**Teks Pilihan**:

────────────────────────────────────────

Bandung, persis.or.id - Sekretaris Umum Pimpinan Pusat Persatuan Islam (Sekum PP PERSIS), Dr. Haris Muslim mendampingi Wakil Ketua Umum PP PERSIS, Prof. Atip Latipulhayat menghadiri undangan Presiden Republik Indonesia Prabowo Subianto di Istana Kepresidenan RI, Jakarta, Selasa (3/2/2026). Pertemuan tersebut membahas keikutsertaan Indonesia dalam Dewan Perdamaian atau Board of Peace (BoP) terkait Gaza.
Selain pimpinan PERSIS, pertemuan tersebut juga dihadiri perwakilan sejumlah organisasi masyarakat (ormas) Islam serta Majelis Ulama Indonesia (MUI). Presiden Prabowo memanfaatkan forum tersebut untuk memberikan klarifikasi sekaligus mendengarkan pandangan para pimpinan ormas Islam terkait posisi Indonesia dalam BoP.
Sekum PP PERSIS Dr. Haris Muslim menjelaskan, Presiden menegaskan bahwa keikutsertaan Indonesia dalam BoP dilatarbelakangi oleh situasi keamanan global yang semakin rawan. Karena itu, pendekatan dialog dan diplomasi damai menjadi fokus utama para pemimpin dunia, termasuk Indonesia.

────────────────────────────────────────

Catatan sumber:
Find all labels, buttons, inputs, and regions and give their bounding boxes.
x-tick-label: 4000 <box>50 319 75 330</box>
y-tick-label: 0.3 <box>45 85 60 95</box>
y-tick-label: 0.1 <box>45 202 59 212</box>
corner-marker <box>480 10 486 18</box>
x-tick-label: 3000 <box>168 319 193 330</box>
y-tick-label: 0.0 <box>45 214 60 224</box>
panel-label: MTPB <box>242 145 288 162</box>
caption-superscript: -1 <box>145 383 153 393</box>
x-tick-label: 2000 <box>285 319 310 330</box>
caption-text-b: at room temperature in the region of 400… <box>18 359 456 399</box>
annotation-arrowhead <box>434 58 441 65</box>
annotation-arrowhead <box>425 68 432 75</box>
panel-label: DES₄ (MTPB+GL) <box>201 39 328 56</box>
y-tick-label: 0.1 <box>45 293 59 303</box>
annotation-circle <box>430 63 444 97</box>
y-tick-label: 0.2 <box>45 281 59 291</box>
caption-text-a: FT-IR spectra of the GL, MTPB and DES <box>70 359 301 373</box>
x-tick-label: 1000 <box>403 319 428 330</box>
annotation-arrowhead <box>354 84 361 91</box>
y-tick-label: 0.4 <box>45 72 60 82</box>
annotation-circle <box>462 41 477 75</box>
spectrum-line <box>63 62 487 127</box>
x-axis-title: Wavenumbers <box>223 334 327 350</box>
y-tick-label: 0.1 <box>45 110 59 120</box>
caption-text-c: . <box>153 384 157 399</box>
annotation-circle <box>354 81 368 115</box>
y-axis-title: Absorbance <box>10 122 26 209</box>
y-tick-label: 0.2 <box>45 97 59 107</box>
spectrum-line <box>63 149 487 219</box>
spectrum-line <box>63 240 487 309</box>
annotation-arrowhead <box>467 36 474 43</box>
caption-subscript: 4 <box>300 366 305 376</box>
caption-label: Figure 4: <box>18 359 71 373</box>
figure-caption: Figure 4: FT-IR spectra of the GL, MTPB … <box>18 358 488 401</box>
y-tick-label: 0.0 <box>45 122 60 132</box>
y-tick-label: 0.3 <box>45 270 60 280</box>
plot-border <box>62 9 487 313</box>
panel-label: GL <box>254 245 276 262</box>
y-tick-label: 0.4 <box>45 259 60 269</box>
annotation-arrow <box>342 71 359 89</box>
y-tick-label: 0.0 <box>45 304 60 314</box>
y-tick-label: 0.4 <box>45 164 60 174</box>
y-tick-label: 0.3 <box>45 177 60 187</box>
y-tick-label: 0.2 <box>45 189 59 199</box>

────────────────────────────────────────

**Rincian Latihan**: Menurut teks pilihan tentang pertemuan di Istana Kepresidenan, apa yang dibahas dalam pertemuan tersebut? Kerjakan hanya berdasarkan teks pilihan, tanpa merujuk pada catatan.

**Penyelesaian Tugas**: Keikutsertaan Indonesia dalam Dewan Perdamaian atau Board of Peace (BoP) terkait Gaza.